[Begin PROVIDED DATA]

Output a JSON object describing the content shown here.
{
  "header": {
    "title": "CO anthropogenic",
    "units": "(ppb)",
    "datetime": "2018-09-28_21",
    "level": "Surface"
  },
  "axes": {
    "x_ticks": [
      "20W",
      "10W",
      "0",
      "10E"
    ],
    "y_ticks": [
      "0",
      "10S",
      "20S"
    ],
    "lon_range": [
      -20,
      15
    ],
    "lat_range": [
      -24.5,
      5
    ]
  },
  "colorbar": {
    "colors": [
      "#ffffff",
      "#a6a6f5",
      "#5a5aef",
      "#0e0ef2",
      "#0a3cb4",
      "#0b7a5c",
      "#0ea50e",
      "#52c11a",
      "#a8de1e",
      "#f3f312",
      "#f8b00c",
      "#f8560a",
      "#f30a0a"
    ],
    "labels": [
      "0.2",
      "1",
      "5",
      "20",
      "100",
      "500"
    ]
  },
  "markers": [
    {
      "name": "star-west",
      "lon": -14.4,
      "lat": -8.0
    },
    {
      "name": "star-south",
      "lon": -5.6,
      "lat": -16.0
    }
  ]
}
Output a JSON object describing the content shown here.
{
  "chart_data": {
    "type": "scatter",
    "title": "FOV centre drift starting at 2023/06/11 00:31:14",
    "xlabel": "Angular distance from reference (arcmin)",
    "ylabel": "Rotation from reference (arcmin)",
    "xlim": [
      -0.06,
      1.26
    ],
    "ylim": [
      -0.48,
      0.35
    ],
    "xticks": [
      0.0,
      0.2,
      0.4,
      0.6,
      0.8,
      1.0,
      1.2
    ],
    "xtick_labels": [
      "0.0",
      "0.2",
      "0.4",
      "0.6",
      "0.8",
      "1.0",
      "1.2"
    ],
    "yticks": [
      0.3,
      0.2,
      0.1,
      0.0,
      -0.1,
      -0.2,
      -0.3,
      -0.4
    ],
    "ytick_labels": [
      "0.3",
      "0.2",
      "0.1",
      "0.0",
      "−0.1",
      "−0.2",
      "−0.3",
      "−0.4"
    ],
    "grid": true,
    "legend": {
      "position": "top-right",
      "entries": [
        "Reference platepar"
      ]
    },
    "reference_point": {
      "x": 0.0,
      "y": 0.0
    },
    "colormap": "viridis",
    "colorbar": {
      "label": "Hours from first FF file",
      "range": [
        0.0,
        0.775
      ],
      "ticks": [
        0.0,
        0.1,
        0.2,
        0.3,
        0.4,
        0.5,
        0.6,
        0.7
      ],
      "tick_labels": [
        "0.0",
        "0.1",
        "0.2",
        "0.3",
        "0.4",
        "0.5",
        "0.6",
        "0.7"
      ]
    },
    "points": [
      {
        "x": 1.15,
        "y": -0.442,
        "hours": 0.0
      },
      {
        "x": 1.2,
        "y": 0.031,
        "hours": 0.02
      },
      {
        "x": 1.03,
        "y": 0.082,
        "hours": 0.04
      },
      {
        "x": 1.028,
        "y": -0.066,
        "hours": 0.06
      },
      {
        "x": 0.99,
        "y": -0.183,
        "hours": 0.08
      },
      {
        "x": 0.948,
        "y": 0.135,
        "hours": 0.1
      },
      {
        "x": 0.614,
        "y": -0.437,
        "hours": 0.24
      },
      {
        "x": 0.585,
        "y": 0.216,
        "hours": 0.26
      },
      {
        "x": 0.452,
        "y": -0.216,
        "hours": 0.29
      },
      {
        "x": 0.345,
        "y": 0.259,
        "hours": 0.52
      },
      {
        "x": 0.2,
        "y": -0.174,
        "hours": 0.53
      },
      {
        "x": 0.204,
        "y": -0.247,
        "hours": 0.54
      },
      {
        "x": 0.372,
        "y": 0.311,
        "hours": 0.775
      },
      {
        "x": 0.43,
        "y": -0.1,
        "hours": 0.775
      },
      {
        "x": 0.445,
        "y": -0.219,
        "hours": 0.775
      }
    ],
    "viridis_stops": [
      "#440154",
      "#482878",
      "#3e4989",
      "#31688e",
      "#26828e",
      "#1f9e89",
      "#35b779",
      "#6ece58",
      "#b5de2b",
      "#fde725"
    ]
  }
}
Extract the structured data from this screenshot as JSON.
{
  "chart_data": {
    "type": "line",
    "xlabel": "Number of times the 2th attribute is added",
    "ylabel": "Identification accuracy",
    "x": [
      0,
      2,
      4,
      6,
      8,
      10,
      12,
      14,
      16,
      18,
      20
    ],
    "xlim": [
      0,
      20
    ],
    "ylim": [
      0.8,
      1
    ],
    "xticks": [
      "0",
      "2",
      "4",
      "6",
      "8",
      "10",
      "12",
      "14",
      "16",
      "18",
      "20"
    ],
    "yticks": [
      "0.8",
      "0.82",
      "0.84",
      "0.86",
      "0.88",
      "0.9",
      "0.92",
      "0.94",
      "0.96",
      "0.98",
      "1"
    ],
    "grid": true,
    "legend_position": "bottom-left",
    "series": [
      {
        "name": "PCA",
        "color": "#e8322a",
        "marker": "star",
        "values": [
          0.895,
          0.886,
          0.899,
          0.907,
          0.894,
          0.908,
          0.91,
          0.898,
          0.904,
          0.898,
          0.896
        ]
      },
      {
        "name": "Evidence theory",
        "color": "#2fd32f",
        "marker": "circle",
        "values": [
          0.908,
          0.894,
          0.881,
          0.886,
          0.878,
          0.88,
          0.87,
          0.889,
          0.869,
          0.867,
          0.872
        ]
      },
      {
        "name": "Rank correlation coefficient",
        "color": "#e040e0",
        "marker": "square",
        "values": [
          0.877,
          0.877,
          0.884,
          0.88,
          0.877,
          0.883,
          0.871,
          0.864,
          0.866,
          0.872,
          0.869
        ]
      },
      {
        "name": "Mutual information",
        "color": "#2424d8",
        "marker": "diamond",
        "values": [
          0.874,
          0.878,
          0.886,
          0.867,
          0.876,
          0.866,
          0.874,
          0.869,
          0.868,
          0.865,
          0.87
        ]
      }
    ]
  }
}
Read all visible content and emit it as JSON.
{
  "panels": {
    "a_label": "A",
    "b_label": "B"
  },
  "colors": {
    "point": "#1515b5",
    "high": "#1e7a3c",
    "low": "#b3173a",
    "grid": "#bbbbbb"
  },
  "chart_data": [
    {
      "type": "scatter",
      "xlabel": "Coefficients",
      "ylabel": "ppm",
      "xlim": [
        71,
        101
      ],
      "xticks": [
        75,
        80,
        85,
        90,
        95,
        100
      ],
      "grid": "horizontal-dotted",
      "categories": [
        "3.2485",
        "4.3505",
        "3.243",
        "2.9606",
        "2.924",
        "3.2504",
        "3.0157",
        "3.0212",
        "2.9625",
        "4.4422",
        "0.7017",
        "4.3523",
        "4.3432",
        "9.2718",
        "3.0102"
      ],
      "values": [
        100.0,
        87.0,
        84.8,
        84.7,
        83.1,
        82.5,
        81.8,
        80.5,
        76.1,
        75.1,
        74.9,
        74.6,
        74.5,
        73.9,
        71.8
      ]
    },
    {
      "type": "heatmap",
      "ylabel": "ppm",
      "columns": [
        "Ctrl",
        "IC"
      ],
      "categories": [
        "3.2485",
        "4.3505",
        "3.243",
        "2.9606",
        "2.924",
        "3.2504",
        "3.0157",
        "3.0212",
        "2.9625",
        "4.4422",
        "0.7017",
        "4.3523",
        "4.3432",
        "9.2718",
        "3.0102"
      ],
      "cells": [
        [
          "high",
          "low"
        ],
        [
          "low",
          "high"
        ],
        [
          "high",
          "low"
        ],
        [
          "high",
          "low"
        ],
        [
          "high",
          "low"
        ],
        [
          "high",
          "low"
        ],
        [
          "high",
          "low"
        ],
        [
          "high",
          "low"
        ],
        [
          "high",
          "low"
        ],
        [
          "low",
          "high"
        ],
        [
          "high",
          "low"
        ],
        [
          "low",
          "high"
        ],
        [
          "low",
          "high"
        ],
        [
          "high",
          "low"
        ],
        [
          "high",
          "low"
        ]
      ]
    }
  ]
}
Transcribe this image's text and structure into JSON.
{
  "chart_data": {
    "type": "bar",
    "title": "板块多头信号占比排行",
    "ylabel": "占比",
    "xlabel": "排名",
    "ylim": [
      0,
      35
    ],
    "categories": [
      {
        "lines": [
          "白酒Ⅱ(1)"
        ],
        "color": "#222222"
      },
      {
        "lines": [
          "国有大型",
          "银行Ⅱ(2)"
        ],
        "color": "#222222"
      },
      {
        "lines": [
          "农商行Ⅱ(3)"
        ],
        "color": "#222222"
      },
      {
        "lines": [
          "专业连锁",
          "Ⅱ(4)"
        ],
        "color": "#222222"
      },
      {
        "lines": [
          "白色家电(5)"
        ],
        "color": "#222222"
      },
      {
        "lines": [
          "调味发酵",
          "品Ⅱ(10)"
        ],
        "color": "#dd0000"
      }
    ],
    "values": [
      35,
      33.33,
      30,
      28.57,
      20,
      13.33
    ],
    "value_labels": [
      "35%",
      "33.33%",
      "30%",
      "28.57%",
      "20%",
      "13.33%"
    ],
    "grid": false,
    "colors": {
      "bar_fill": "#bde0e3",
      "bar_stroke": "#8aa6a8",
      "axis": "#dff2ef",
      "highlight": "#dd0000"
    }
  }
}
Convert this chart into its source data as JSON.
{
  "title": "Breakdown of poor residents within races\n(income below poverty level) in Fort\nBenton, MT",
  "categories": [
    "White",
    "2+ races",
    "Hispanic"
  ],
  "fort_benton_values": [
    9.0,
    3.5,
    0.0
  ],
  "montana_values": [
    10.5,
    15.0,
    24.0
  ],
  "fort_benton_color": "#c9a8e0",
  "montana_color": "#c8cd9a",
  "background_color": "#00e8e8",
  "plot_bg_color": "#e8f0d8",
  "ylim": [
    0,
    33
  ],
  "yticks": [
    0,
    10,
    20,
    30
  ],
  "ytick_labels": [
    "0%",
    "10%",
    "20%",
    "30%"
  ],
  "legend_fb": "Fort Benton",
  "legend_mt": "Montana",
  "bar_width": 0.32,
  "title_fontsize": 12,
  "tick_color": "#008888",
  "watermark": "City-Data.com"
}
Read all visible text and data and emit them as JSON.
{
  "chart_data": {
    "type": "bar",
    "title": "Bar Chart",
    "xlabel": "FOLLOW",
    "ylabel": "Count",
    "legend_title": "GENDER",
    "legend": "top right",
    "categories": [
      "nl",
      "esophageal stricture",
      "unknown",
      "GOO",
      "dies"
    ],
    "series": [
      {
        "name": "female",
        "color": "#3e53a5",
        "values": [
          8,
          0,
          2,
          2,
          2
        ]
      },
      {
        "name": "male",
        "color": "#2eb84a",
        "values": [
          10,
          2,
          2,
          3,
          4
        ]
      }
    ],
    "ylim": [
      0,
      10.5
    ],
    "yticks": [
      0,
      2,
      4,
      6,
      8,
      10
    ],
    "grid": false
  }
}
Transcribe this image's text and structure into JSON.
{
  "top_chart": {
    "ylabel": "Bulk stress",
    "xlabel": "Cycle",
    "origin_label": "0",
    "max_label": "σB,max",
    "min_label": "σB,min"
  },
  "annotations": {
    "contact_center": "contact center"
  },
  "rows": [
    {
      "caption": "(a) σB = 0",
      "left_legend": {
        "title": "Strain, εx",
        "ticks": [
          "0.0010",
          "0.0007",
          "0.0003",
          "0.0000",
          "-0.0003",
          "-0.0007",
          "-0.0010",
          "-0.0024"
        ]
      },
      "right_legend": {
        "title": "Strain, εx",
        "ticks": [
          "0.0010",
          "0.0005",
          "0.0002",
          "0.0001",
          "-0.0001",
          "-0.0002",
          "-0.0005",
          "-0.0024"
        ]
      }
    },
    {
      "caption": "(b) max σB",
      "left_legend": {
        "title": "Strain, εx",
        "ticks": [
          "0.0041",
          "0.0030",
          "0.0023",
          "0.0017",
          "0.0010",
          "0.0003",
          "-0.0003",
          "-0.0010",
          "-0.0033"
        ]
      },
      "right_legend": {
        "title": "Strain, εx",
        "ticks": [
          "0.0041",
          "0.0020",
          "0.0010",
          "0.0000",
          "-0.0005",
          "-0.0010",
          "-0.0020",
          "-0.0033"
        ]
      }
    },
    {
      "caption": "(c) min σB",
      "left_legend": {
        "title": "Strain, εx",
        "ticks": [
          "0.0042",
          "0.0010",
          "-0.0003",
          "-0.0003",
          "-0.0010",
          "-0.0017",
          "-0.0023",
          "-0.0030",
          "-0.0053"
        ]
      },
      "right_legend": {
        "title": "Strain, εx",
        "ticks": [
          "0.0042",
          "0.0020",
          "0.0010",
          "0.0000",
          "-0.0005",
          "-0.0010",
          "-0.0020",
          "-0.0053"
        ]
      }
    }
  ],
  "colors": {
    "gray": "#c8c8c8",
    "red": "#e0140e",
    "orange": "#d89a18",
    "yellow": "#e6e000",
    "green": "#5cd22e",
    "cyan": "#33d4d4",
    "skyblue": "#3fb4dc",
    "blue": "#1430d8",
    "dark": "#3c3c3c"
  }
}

[End PROVIDED DATA]

Sift through the entries and copy every line with "name".

      "name": "star-west",
      "name": "star-south",
        "name": "PCA",
        "name": "Evidence theory",
        "name": "Rank correlation coefficient",
        "name": "Mutual information",
        "name": "female",
        "name": "male",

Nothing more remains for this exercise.